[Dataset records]
## START
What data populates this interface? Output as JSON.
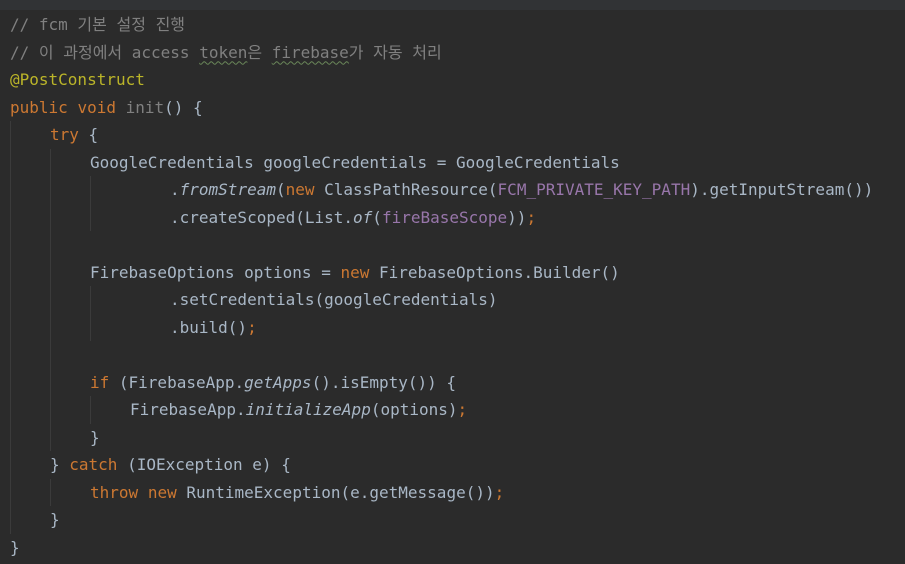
{
  "lines": [
    [
      "// fcm 기본 설정 진행"
    ],
    [
      "// 이 과정에서 access ",
      "token",
      "은 ",
      "firebase",
      "가 자동 처리"
    ],
    [
      "@PostConstruct"
    ],
    [
      "public",
      " ",
      "void",
      " ",
      "init",
      "() {"
    ],
    [
      "try",
      " {"
    ],
    [
      "GoogleCredentials googleCredentials = GoogleCredentials"
    ],
    [
      ".",
      "fromStream",
      "(",
      "new",
      " ClassPathResource(",
      "FCM_PRIVATE_KEY_PATH",
      ").getInputStream())"
    ],
    [
      ".createScoped(List.",
      "of",
      "(",
      "fireBaseScope",
      "))",
      ";"
    ],
    [
      ""
    ],
    [
      "FirebaseOptions options = ",
      "new",
      " FirebaseOptions.Builder()"
    ],
    [
      ".setCredentials(googleCredentials)"
    ],
    [
      ".build()",
      ";"
    ],
    [
      ""
    ],
    [
      "if",
      " (FirebaseApp.",
      "getApps",
      "().isEmpty()) {"
    ],
    [
      "FirebaseApp.",
      "initializeApp",
      "(options)",
      ";"
    ],
    [
      "}"
    ],
    [
      "} ",
      "catch",
      " (IOException e) {"
    ],
    [
      "throw",
      " ",
      "new",
      " RuntimeException(e.getMessage())",
      ";"
    ],
    [
      "}"
    ],
    [
      "}"
    ]
  ]
}
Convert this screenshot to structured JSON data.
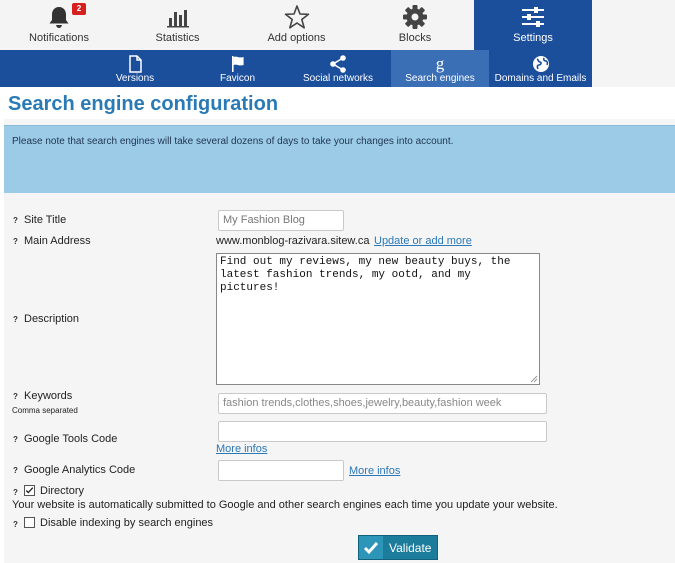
{
  "topnav": {
    "items": [
      {
        "label": "Notifications",
        "icon": "bell-icon",
        "badge": "2"
      },
      {
        "label": "Statistics",
        "icon": "bar-chart-icon"
      },
      {
        "label": "Add options",
        "icon": "star-icon"
      },
      {
        "label": "Blocks",
        "icon": "gear-icon"
      },
      {
        "label": "Settings",
        "icon": "sliders-icon",
        "active": true
      }
    ]
  },
  "subnav": {
    "items": [
      {
        "label": "Versions",
        "icon": "document-icon"
      },
      {
        "label": "Favicon",
        "icon": "flag-icon"
      },
      {
        "label": "Social networks",
        "icon": "share-icon"
      },
      {
        "label": "Search engines",
        "icon": "google-icon",
        "active": true
      },
      {
        "label": "Domains and Emails",
        "icon": "globe-icon"
      }
    ]
  },
  "page": {
    "title": "Search engine configuration",
    "notice": "Please note that search engines will take several dozens of days to take your changes into account."
  },
  "form": {
    "help_mark": "?",
    "site_title": {
      "label": "Site Title",
      "value": "My Fashion Blog"
    },
    "main_address": {
      "label": "Main Address",
      "value": "www.monblog-razivara.sitew.ca",
      "link": "Update or add more"
    },
    "description": {
      "label": "Description",
      "value": "Find out my reviews, my new beauty buys, the latest fashion trends, my ootd, and my pictures!"
    },
    "keywords": {
      "label": "Keywords",
      "hint": "Comma separated",
      "placeholder": "fashion trends,clothes,shoes,jewelry,beauty,fashion week"
    },
    "google_tools": {
      "label": "Google Tools Code",
      "value": "",
      "link": "More infos"
    },
    "google_analytics": {
      "label": "Google Analytics Code",
      "value": "",
      "link": "More infos"
    },
    "directory": {
      "label": "Directory",
      "checked": true,
      "note": "Your website is automatically submitted to Google and other search engines each time you update your website."
    },
    "disable_indexing": {
      "label": "Disable indexing by search engines",
      "checked": false
    },
    "submit_label": "Validate"
  },
  "colors": {
    "nav_blue": "#1b4f9c",
    "title_blue": "#2a7ab5",
    "notice_bg": "#9ccbe8",
    "link": "#2a78b8",
    "badge": "#d62020",
    "button": "#1b7c9c"
  }
}
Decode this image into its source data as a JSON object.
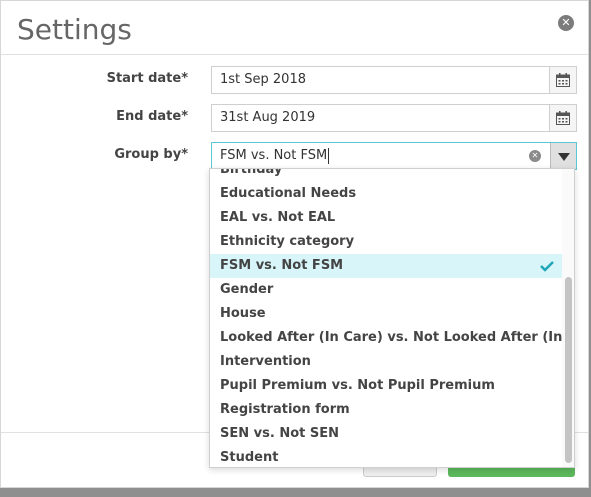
{
  "dialog": {
    "title": "Settings",
    "close_icon": "close-circle-icon"
  },
  "form": {
    "start_date": {
      "label": "Start date*",
      "value": "1st Sep 2018",
      "icon": "calendar-icon"
    },
    "end_date": {
      "label": "End date*",
      "value": "31st Aug 2019",
      "icon": "calendar-icon"
    },
    "group_by": {
      "label": "Group by*",
      "value": "FSM vs. Not FSM",
      "clear_icon": "clear-icon",
      "dropdown_icon": "chevron-down-icon"
    }
  },
  "dropdown": {
    "options": [
      "Birthday",
      "Educational Needs",
      "EAL vs. Not EAL",
      "Ethnicity category",
      "FSM vs. Not FSM",
      "Gender",
      "House",
      "Looked After (In Care) vs. Not Looked After (In Care)",
      "Intervention",
      "Pupil Premium vs. Not Pupil Premium",
      "Registration form",
      "SEN vs. Not SEN",
      "Student"
    ],
    "selected": "FSM vs. Not FSM",
    "check_color": "#1ea5b8"
  },
  "colors": {
    "accent": "#5cc6d2",
    "selected_bg": "#d8f6fa",
    "primary_button": "#5cb85c"
  }
}
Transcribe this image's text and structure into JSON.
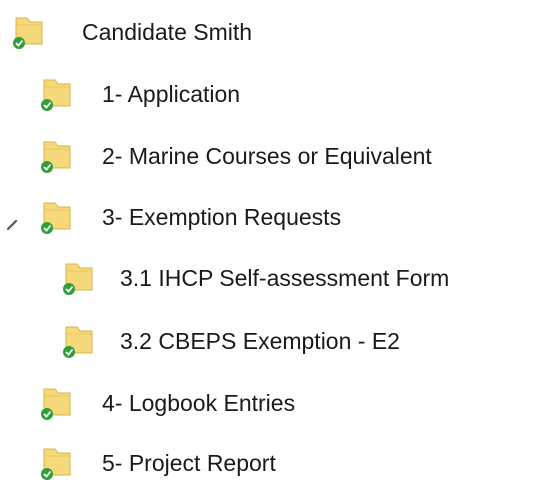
{
  "tree": {
    "root": {
      "label": "Candidate Smith",
      "icon": "synced-folder-icon"
    },
    "items": [
      {
        "label": "1- Application",
        "icon": "synced-folder-icon"
      },
      {
        "label": "2- Marine Courses or Equivalent",
        "icon": "synced-folder-icon"
      },
      {
        "label": "3- Exemption Requests",
        "icon": "synced-folder-icon",
        "expanded": true,
        "children": [
          {
            "label": "3.1 IHCP Self-assessment Form",
            "icon": "synced-folder-icon"
          },
          {
            "label": "3.2 CBEPS Exemption - E2",
            "icon": "synced-folder-icon"
          }
        ]
      },
      {
        "label": "4- Logbook Entries",
        "icon": "synced-folder-icon"
      },
      {
        "label": "5- Project Report",
        "icon": "synced-folder-icon"
      }
    ]
  },
  "colors": {
    "folder_fill": "#f5d97a",
    "folder_edge": "#d9b44a",
    "sync_check": "#2e9e3e",
    "text": "#1a1a1a"
  }
}
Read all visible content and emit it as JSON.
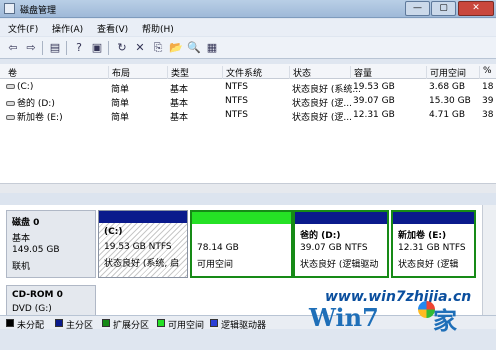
{
  "window": {
    "title": "磁盘管理",
    "min": "—",
    "max": "▢",
    "close": "✕"
  },
  "menu": [
    "文件(F)",
    "操作(A)",
    "查看(V)",
    "帮助(H)"
  ],
  "toolbar": {
    "back": "⇦",
    "forward": "⇨",
    "icons": [
      "▤",
      "?",
      "▣",
      "↻",
      "✕",
      "⎘",
      "📂",
      "🔍",
      "▦"
    ]
  },
  "columns": [
    "卷",
    "布局",
    "类型",
    "文件系统",
    "状态",
    "容量",
    "可用空间",
    "%"
  ],
  "volumes": [
    {
      "name": "(C:)",
      "layout": "简单",
      "type": "基本",
      "fs": "NTFS",
      "status": "状态良好 (系统...",
      "capacity": "19.53 GB",
      "free": "3.68 GB",
      "pct": "18"
    },
    {
      "name": "爸的 (D:)",
      "layout": "简单",
      "type": "基本",
      "fs": "NTFS",
      "status": "状态良好 (逻...",
      "capacity": "39.07 GB",
      "free": "15.30 GB",
      "pct": "39"
    },
    {
      "name": "新加卷 (E:)",
      "layout": "简单",
      "type": "基本",
      "fs": "NTFS",
      "status": "状态良好 (逻...",
      "capacity": "12.31 GB",
      "free": "4.71 GB",
      "pct": "38"
    }
  ],
  "disk0": {
    "name": "磁盘 0",
    "kind": "基本",
    "size": "149.05 GB",
    "state": "联机"
  },
  "partitions": [
    {
      "title": "(C:)",
      "size": "19.53 GB NTFS",
      "status": "状态良好 (系统, 启",
      "bar": "#0a1a8c"
    },
    {
      "title": "",
      "size": "78.14 GB",
      "status": "可用空间",
      "bar": "#25e125"
    },
    {
      "title": "爸的  (D:)",
      "size": "39.07 GB NTFS",
      "status": "状态良好 (逻辑驱动",
      "bar": "#0a1a8c"
    },
    {
      "title": "新加卷  (E:)",
      "size": "12.31 GB NTFS",
      "status": "状态良好 (逻辑",
      "bar": "#0a1a8c"
    }
  ],
  "cdrom": {
    "name": "CD-ROM 0",
    "desc": "DVD (G:)"
  },
  "legend": [
    {
      "label": "未分配",
      "color": "#000000"
    },
    {
      "label": "主分区",
      "color": "#0a1a8c"
    },
    {
      "label": "扩展分区",
      "color": "#168a16"
    },
    {
      "label": "可用空间",
      "color": "#25e125"
    },
    {
      "label": "逻辑驱动器",
      "color": "#2a3fd6"
    }
  ],
  "watermark": {
    "url": "www.win7zhijia.cn",
    "brand": "Win7",
    "suffix": "家"
  }
}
## END
● Description of the task
Look through the records and gather every line containing "status".

● Solved exercise
      "status": "状态良好 (系统...",
      "status": "状态良好 (逻...",
      "status": "状态良好 (逻...",
      "status": "状态良好 (系统, 启",
      "status": "可用空间",
      "status": "状态良好 (逻辑驱动",
      "status": "状态良好 (逻辑",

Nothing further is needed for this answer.